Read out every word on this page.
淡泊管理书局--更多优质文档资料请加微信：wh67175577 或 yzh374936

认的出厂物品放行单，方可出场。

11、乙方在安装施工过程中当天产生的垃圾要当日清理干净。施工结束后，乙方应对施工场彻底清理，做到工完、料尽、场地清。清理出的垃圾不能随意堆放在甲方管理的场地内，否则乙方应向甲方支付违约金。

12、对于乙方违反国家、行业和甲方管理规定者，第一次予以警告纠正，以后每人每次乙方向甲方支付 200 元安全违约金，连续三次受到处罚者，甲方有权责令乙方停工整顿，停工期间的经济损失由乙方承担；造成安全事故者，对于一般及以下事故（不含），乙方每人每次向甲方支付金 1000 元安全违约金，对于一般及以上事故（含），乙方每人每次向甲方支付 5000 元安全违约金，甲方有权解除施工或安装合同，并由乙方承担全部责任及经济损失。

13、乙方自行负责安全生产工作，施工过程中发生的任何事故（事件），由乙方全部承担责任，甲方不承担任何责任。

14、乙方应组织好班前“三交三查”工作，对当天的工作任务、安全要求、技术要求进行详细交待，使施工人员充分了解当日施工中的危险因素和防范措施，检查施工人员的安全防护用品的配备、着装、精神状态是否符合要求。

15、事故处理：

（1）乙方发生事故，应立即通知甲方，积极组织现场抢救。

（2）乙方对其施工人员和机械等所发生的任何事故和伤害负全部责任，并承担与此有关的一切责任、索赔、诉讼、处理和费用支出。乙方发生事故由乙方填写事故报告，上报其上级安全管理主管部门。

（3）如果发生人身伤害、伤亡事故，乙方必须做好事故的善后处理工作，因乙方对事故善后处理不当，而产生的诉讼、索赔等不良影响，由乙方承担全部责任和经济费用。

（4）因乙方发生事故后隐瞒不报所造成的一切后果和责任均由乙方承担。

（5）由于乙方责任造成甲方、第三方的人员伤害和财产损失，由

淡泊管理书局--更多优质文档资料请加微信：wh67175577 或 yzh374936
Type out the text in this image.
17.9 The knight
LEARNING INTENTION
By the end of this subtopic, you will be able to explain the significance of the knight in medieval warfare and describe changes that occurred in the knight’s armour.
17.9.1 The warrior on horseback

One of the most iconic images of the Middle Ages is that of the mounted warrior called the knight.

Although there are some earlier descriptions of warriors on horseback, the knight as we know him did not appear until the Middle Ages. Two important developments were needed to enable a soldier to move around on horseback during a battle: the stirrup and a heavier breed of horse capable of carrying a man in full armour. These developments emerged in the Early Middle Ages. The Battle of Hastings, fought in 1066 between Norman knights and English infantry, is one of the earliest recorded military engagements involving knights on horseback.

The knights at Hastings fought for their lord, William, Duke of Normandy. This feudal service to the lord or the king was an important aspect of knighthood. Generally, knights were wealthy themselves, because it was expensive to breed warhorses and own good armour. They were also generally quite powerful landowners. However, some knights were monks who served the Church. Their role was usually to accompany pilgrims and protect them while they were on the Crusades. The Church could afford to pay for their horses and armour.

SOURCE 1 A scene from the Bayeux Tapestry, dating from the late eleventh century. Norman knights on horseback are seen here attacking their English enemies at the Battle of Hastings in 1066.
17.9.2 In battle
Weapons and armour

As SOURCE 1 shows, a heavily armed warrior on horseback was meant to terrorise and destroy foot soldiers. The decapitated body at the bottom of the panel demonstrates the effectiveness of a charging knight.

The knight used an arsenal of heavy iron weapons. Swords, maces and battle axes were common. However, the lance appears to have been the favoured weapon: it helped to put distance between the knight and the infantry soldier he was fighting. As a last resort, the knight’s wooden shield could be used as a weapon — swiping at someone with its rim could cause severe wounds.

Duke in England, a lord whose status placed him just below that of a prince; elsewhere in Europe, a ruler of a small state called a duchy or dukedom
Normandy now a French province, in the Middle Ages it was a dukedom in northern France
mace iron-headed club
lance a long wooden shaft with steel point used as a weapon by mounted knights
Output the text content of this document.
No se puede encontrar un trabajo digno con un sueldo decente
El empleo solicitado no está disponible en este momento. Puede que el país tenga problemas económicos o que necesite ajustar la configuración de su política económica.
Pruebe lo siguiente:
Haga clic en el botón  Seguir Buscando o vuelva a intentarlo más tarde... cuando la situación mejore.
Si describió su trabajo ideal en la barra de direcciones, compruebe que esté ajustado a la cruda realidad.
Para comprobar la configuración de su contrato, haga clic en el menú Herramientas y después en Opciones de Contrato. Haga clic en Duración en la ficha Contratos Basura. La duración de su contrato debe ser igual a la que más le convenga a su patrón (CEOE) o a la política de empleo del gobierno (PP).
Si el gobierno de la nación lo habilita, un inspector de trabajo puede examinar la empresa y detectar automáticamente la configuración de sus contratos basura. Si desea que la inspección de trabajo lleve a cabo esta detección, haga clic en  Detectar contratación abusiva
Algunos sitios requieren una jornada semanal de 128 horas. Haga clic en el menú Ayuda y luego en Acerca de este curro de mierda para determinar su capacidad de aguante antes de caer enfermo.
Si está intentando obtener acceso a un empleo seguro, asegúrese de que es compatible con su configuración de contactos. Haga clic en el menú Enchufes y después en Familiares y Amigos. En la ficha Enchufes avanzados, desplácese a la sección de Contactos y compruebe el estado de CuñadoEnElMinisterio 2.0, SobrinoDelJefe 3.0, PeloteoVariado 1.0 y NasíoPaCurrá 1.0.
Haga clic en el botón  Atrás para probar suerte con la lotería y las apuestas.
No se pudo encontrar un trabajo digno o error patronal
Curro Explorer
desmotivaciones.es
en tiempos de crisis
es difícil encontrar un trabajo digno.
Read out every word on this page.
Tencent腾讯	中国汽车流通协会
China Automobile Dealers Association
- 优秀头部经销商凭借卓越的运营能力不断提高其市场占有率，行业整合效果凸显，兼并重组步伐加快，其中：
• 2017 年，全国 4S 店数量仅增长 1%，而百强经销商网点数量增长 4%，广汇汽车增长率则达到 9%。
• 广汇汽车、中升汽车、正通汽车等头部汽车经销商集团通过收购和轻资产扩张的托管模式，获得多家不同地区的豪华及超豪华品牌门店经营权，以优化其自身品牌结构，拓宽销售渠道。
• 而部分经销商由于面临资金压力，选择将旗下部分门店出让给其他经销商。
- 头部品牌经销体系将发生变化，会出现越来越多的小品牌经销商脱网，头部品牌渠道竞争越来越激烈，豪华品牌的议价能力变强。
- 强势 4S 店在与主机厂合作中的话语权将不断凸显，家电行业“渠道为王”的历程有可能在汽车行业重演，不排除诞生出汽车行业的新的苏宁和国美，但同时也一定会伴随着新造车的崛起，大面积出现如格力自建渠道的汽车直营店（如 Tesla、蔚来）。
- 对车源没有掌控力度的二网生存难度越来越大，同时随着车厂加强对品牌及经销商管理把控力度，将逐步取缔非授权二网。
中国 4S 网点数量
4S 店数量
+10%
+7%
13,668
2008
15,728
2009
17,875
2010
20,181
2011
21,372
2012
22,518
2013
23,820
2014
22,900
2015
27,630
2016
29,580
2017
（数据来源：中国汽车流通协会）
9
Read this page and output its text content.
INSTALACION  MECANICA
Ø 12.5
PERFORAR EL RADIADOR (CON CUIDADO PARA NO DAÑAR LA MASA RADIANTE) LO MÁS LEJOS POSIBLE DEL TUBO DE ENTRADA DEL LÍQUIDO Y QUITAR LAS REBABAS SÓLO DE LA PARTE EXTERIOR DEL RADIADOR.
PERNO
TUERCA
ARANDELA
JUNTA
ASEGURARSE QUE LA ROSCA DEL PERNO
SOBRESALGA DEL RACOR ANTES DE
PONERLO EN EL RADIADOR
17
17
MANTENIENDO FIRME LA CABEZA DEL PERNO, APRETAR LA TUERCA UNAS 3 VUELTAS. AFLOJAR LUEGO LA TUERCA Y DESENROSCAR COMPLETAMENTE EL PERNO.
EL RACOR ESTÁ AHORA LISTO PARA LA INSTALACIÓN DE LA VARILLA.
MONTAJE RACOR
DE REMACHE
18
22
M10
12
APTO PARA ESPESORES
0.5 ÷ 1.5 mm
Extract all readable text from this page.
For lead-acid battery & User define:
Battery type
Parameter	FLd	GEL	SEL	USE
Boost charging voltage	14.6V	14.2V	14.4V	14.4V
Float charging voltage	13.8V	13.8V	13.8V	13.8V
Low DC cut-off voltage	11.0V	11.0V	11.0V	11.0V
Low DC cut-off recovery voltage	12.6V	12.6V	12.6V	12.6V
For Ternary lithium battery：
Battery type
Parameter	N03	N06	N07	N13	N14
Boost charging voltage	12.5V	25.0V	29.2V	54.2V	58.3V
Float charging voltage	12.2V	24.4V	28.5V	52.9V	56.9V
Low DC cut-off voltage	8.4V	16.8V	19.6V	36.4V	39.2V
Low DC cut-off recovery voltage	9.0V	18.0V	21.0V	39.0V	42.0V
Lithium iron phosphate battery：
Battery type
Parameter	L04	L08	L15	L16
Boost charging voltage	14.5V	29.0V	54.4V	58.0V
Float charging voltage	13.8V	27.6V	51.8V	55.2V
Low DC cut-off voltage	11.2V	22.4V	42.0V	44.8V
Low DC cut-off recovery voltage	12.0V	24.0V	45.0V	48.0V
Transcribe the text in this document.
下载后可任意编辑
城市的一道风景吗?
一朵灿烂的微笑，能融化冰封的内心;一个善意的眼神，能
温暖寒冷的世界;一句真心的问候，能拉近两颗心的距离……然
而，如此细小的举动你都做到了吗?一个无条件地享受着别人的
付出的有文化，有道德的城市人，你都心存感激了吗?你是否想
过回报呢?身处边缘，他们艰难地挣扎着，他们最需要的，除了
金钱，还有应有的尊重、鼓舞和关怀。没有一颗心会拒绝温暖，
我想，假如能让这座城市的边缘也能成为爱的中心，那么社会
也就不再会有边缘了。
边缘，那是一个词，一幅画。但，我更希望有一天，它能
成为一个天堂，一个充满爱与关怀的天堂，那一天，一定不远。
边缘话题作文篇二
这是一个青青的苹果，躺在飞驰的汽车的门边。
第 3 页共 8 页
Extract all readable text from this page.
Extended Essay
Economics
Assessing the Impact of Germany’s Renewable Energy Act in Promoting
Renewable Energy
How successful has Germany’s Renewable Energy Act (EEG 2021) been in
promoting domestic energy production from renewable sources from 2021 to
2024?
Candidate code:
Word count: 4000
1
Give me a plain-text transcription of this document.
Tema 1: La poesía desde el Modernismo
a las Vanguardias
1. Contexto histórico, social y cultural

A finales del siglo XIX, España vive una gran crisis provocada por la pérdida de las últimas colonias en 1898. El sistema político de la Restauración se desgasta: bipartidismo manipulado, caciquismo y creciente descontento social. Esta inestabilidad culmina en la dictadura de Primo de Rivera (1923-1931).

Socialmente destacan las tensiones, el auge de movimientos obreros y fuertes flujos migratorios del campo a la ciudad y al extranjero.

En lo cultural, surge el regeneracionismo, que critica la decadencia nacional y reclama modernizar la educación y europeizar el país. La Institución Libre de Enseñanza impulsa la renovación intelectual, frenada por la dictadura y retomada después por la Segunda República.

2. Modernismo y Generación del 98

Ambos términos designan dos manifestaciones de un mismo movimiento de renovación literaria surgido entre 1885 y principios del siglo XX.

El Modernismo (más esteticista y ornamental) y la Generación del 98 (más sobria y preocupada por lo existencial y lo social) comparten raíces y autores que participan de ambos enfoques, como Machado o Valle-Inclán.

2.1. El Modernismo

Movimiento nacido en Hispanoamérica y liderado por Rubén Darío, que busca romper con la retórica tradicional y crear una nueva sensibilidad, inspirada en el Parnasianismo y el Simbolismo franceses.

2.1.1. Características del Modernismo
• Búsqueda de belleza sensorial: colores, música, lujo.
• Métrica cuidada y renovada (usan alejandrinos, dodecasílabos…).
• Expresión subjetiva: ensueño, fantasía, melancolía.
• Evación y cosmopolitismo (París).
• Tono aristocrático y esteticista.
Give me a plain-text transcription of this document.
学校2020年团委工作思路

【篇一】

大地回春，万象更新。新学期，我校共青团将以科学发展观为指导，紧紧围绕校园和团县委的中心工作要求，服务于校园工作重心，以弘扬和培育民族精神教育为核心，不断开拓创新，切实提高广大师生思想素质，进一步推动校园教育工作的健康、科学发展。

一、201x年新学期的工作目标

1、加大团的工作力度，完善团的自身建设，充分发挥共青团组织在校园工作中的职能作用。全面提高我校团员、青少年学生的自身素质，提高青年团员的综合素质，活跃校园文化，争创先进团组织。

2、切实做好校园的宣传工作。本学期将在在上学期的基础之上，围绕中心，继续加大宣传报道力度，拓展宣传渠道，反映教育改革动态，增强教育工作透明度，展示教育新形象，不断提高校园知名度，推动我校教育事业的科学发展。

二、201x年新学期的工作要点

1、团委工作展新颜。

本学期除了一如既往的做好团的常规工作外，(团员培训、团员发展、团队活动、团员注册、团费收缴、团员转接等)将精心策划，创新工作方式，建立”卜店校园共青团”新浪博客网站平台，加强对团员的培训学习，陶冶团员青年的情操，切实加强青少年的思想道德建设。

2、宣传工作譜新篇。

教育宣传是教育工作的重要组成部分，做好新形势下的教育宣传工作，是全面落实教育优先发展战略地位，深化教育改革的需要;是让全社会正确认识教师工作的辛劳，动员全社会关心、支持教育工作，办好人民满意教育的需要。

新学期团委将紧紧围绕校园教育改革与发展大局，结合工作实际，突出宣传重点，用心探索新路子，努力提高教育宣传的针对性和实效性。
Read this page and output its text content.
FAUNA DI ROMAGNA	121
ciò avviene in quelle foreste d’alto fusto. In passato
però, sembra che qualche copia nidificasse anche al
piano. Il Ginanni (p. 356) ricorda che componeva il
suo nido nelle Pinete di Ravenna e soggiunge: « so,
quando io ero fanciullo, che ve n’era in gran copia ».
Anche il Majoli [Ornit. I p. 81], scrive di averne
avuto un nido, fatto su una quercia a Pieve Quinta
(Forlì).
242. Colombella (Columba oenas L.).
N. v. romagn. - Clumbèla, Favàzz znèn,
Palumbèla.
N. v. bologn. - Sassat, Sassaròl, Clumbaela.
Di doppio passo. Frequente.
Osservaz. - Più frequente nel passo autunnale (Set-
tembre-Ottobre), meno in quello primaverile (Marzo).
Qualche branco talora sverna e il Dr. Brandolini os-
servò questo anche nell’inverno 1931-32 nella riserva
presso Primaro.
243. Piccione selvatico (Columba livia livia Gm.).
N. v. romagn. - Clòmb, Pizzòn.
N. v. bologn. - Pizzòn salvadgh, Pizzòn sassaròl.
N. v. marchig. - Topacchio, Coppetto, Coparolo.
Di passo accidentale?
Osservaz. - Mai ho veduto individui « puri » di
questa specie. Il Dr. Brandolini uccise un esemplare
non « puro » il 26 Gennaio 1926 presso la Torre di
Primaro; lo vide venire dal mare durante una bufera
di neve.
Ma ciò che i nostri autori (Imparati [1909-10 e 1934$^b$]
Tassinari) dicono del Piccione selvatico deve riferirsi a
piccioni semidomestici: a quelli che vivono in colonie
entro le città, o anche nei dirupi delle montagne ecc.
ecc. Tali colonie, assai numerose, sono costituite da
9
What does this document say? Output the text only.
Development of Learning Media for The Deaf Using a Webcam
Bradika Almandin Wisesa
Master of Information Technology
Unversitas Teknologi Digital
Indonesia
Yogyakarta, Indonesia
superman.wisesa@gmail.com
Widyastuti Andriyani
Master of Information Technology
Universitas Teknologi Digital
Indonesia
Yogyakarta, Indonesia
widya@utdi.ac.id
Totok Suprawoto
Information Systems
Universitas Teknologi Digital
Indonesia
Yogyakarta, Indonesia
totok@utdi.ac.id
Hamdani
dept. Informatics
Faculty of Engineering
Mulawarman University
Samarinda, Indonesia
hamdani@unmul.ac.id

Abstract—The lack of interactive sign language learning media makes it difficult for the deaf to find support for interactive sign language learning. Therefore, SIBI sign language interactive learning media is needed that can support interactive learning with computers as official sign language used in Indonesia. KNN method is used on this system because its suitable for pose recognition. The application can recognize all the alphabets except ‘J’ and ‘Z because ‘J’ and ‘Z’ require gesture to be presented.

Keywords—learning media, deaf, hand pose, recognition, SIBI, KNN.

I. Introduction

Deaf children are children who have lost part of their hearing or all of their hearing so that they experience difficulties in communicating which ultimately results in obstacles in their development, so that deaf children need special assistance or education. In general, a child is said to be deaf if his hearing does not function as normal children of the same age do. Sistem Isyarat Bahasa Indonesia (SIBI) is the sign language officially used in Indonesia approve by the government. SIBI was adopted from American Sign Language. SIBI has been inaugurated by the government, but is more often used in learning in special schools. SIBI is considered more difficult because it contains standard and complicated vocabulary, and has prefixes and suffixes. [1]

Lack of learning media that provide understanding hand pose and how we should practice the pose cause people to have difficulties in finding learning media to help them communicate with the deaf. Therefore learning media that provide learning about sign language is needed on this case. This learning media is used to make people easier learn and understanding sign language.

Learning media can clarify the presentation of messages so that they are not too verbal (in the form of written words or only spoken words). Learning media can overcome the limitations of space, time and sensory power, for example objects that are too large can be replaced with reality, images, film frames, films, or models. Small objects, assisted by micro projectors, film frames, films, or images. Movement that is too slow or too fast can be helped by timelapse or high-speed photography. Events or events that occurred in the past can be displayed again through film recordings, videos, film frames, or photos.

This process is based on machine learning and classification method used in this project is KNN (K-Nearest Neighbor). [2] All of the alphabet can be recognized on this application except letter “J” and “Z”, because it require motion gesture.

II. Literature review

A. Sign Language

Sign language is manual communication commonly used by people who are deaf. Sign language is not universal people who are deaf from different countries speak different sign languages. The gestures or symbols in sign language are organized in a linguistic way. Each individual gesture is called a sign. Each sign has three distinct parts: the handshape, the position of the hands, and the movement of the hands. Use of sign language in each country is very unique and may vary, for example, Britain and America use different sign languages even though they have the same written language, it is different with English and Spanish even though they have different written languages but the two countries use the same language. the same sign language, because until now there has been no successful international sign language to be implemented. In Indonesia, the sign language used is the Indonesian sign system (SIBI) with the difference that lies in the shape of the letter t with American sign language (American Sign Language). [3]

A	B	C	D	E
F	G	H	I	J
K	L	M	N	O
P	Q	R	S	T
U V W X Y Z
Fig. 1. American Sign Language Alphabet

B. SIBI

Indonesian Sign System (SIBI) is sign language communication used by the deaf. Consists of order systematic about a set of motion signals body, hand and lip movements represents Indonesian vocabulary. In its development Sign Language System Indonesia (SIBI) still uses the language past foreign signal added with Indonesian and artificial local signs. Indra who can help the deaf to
◇ ◇ ◇ ◇ ◇
Task:
Search the material above for "TUERCA". Pull out each line where it shows up.

Final result:
TUERCA
MANTENIENDO FIRME LA CABEZA DEL PERNO, APRETAR LA TUERCA UNAS 3 VUELTAS. AFLOJAR LUEGO LA TUERCA Y DESENROSCAR COMPLETAMENTE EL PERNO.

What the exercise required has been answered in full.